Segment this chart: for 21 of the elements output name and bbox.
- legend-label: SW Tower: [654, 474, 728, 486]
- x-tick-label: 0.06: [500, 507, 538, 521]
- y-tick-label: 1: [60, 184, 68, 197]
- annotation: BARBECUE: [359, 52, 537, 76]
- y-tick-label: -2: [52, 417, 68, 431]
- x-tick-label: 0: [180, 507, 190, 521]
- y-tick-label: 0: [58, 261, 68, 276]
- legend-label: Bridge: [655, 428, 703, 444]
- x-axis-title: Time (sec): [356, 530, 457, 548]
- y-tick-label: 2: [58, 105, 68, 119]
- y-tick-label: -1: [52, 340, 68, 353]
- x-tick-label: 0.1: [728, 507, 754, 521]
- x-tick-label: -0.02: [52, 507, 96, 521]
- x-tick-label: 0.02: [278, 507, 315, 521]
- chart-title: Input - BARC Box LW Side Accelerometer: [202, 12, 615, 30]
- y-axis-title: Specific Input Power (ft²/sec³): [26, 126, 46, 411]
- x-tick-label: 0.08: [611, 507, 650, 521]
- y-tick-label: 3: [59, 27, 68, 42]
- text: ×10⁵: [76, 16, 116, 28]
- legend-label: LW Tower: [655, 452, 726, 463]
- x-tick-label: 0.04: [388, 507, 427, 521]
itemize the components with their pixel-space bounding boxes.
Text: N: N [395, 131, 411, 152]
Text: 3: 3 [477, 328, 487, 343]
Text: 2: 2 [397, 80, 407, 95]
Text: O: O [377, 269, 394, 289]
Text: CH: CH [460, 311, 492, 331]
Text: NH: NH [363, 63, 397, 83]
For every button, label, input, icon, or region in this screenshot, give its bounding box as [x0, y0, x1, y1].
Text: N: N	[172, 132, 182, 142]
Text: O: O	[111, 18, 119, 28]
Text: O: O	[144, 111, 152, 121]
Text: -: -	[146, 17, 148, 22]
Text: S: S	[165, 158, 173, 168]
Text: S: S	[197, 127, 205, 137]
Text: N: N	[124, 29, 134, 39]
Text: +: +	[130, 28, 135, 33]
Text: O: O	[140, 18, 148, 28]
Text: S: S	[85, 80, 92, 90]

# # #

# WHAT TO PRODUCE
Identify each line in the records above that contains the string "title" and copy each of those lines in full.

# THE OUTPUT
- x-axis-title: Time (sec): [356, 530, 457, 548]
- chart-title: Input - BARC Box LW Side Accelerometer: [202, 12, 615, 30]
- y-axis-title: Specific Input Power (ft²/sec³): [26, 126, 46, 411]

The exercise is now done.